YOUR INSTRUCTIONS:
Your task is to show every line in the listing below that includes "name".
-- RECORDS FOR THE EXERCISE follows --
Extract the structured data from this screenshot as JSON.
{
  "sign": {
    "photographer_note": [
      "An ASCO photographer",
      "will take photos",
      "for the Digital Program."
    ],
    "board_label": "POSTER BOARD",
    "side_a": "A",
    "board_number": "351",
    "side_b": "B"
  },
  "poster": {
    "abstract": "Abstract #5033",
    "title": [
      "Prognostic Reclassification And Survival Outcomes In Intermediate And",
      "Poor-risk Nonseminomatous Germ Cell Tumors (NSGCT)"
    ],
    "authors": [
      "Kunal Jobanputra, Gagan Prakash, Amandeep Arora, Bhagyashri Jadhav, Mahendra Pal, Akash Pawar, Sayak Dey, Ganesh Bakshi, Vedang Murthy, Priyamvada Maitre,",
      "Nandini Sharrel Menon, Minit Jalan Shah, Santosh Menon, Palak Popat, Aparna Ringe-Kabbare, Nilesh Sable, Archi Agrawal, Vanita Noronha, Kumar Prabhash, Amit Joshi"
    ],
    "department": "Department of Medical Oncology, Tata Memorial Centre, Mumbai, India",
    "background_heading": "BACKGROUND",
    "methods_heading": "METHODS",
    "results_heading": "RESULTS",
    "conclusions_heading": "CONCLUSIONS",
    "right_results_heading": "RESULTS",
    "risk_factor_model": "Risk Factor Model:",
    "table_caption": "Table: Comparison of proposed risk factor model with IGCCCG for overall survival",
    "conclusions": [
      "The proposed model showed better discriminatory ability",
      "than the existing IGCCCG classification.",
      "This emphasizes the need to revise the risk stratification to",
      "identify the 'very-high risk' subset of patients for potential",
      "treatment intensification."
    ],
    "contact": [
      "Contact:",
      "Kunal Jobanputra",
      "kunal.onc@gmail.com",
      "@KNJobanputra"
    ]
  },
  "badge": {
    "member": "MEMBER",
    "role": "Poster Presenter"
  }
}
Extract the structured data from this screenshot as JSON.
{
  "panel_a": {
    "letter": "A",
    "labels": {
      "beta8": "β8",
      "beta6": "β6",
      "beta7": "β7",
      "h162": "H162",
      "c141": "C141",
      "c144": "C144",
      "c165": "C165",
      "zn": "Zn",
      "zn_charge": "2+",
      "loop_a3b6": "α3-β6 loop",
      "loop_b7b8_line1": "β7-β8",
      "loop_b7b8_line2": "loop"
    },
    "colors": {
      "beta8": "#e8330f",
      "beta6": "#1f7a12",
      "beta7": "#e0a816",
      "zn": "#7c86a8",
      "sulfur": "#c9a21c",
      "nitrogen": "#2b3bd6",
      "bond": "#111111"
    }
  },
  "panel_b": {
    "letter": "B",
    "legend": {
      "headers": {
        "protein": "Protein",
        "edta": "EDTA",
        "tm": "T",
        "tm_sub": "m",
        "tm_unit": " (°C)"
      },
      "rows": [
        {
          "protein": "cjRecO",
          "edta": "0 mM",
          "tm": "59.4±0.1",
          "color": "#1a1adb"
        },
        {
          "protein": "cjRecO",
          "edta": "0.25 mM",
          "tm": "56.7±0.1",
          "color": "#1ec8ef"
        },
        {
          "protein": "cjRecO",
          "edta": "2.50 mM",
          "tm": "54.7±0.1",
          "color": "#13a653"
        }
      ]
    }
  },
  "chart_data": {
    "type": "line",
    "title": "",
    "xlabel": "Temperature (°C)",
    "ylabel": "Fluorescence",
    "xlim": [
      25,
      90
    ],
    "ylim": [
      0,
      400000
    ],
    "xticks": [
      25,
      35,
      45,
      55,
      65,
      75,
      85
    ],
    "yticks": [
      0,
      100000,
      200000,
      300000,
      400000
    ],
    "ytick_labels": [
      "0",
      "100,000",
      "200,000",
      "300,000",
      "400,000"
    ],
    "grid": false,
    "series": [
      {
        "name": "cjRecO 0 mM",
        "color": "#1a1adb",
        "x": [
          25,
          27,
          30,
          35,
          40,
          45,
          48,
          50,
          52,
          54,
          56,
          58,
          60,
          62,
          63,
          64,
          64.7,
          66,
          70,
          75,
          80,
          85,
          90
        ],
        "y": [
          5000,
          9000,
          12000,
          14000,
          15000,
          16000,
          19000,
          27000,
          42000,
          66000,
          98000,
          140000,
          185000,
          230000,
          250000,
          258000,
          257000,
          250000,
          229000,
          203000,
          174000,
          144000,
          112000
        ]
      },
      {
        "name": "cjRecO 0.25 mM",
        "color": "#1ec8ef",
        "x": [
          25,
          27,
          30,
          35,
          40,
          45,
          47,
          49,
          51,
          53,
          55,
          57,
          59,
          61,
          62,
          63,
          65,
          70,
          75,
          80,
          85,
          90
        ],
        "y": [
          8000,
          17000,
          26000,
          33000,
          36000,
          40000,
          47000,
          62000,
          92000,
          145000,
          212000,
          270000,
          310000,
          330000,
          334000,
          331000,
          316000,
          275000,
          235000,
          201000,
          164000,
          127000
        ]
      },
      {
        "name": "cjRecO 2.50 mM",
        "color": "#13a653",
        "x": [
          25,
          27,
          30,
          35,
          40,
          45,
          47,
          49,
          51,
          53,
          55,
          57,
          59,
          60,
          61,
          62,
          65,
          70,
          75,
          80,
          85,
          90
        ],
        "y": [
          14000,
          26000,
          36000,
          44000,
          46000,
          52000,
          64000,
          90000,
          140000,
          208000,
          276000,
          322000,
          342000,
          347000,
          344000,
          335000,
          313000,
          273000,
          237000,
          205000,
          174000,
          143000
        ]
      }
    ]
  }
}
-- RECORDS FOR THE EXERCISE concluded --
WORKED SOLUTION:
        "name": "cjRecO 0 mM",
        "name": "cjRecO 0.25 mM",
        "name": "cjRecO 2.50 mM",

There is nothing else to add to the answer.